### RECORDS FOR THIS EXERCISE
= = = = =

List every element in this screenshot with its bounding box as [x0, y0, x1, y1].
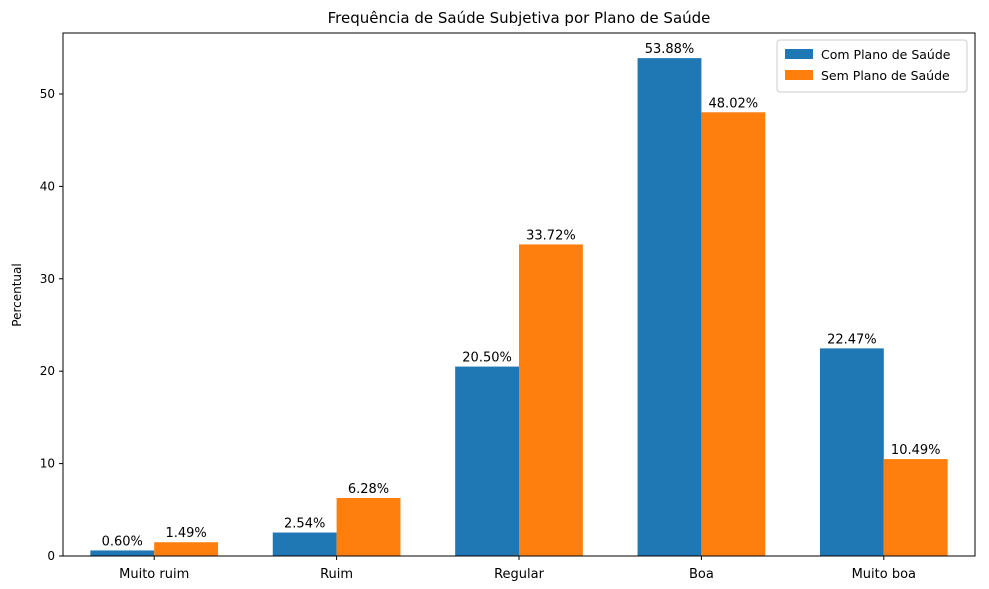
x-tick-label: Regular [494, 567, 545, 582]
bar [336, 497, 401, 556]
bar-value-label: 22.47% [827, 332, 877, 347]
bar-value-label: 53.88% [645, 42, 695, 57]
y-tick-label: 30 [40, 272, 55, 286]
legend-label: Sem Plano de Saúde [821, 68, 950, 83]
bar [154, 542, 219, 556]
bar [519, 244, 583, 556]
x-tick-label: Boa [689, 567, 714, 582]
bar-value-label: 33.72% [526, 228, 576, 243]
bar [637, 58, 702, 556]
y-axis-label: Percentual [10, 263, 24, 326]
y-tick-label: 40 [40, 179, 55, 193]
y-tick-label: 20 [40, 364, 55, 378]
y-tick-label: 10 [40, 457, 55, 471]
x-tick-label: Ruim [320, 567, 353, 582]
plot-area: 0.60% 2.54% 20.50% 53.88% 22.47% 1.49% 6.28% 33… [40, 32, 976, 582]
y-tick-label: 50 [40, 87, 55, 101]
chart-title: Frequência de Saúde Subjetiva por Plano … [328, 9, 711, 27]
bar [272, 532, 337, 556]
bar-value-label: 1.49% [165, 526, 206, 541]
bar [90, 550, 155, 556]
bar-value-label: 10.49% [891, 443, 941, 458]
bar-value-label: 2.54% [284, 517, 325, 532]
bar-value-label: 0.60% [102, 534, 143, 549]
legend-swatch [785, 70, 813, 80]
legend-swatch [785, 49, 813, 59]
bar [701, 112, 766, 557]
bar-value-label: 6.28% [348, 482, 389, 497]
legend-box [776, 39, 968, 93]
bar-value-label: 20.50% [462, 351, 512, 366]
x-tick-label: Muito boa [852, 567, 916, 582]
x-tick-label: Muito ruim [119, 567, 189, 582]
bar [883, 459, 948, 556]
bar-value-label: 48.02% [709, 96, 759, 111]
bar [819, 348, 884, 556]
bar [455, 366, 519, 556]
legend-label: Com Plano de Saúde [821, 47, 951, 62]
y-tick-label: 0 [47, 549, 55, 563]
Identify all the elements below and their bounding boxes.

= = = = =

### TASK TO COMPLETE
Please format the records from the line containing "x-tick-label: Regular [494, 567, 545, 582]" through the line containing "bar-value-label: 33.72% [526, 228, 576, 243]" as a JSON list of strings, one string per line, leaving out any blank lines.

### THE COMPLETED TASK
[
  "x-tick-label: Regular [494, 567, 545, 582]",
  "bar [336, 497, 401, 556]",
  "bar-value-label: 22.47% [827, 332, 877, 347]",
  "bar-value-label: 53.88% [645, 42, 695, 57]",
  "y-tick-label: 30 [40, 272, 55, 286]",
  "legend-label: Sem Plano de Saúde [821, 68, 950, 83]",
  "bar [154, 542, 219, 556]",
  "bar [519, 244, 583, 556]",
  "x-tick-label: Boa [689, 567, 714, 582]",
  "bar-value-label: 33.72% [526, 228, 576, 243]"
]